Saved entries

────────

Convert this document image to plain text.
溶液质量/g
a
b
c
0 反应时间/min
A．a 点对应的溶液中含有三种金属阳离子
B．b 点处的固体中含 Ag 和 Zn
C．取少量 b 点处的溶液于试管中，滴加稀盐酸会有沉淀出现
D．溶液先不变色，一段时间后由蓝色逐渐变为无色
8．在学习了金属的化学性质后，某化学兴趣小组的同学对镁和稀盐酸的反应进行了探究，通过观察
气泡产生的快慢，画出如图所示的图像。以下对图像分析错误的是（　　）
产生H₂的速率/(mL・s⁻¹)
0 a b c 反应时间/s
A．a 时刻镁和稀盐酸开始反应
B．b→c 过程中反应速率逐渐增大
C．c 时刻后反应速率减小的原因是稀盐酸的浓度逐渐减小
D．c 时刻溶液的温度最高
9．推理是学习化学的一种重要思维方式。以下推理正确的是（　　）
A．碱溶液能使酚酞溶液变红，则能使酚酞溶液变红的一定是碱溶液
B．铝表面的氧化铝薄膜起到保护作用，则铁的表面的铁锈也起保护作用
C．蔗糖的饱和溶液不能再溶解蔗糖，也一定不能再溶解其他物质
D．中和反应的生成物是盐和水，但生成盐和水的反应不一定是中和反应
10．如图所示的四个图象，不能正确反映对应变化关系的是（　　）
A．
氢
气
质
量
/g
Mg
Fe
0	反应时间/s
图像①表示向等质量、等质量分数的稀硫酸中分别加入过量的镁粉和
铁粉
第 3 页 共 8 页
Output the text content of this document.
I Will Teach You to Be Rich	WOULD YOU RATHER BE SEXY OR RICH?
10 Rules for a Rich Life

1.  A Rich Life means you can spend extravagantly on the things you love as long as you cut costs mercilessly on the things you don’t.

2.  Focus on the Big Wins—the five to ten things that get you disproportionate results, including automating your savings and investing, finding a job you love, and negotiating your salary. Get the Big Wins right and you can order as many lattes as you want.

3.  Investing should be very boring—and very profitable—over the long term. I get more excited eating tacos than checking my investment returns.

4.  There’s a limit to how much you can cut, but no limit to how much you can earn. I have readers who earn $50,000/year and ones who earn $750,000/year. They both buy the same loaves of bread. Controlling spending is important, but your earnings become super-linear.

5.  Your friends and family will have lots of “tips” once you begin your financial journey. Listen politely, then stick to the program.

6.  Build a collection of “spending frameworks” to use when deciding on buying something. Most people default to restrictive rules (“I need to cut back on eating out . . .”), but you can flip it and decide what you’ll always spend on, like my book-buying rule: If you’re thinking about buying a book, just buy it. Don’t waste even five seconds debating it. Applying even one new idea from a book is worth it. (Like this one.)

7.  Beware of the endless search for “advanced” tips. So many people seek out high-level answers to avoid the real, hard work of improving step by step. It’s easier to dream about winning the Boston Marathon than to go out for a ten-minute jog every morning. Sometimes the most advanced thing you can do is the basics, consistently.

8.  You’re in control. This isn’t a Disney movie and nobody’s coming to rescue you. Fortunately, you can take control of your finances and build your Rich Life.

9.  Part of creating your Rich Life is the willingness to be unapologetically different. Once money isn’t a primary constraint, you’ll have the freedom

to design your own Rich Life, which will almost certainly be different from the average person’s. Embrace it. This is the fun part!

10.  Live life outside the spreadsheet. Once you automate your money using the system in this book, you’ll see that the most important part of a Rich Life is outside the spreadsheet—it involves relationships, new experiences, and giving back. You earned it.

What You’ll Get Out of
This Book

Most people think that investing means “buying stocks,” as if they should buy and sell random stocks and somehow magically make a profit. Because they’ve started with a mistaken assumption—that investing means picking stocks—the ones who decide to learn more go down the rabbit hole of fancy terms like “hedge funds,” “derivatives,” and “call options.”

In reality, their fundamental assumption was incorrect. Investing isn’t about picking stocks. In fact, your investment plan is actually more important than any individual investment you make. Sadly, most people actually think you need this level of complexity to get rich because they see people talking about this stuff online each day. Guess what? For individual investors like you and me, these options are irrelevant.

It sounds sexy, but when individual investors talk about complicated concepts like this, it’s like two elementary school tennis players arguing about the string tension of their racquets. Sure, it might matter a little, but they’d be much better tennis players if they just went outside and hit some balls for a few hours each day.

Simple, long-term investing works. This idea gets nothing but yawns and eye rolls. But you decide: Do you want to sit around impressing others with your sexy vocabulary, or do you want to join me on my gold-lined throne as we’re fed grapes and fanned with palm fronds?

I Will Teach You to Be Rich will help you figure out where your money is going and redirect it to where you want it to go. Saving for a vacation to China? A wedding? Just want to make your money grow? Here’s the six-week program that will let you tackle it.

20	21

────────

» **Directions**:
Read the entries and show each line that mentions "Teach".

» **The completed task**:
I Will Teach You to Be Rich	WOULD YOU RATHER BE SEXY OR RICH?
I Will Teach You to Be Rich will help you figure out where your money is going and redirect it to where you want it to go. Saving for a vacation to China? A wedding? Just want to make your money grow? Here’s the six-week program that will let you tackle it.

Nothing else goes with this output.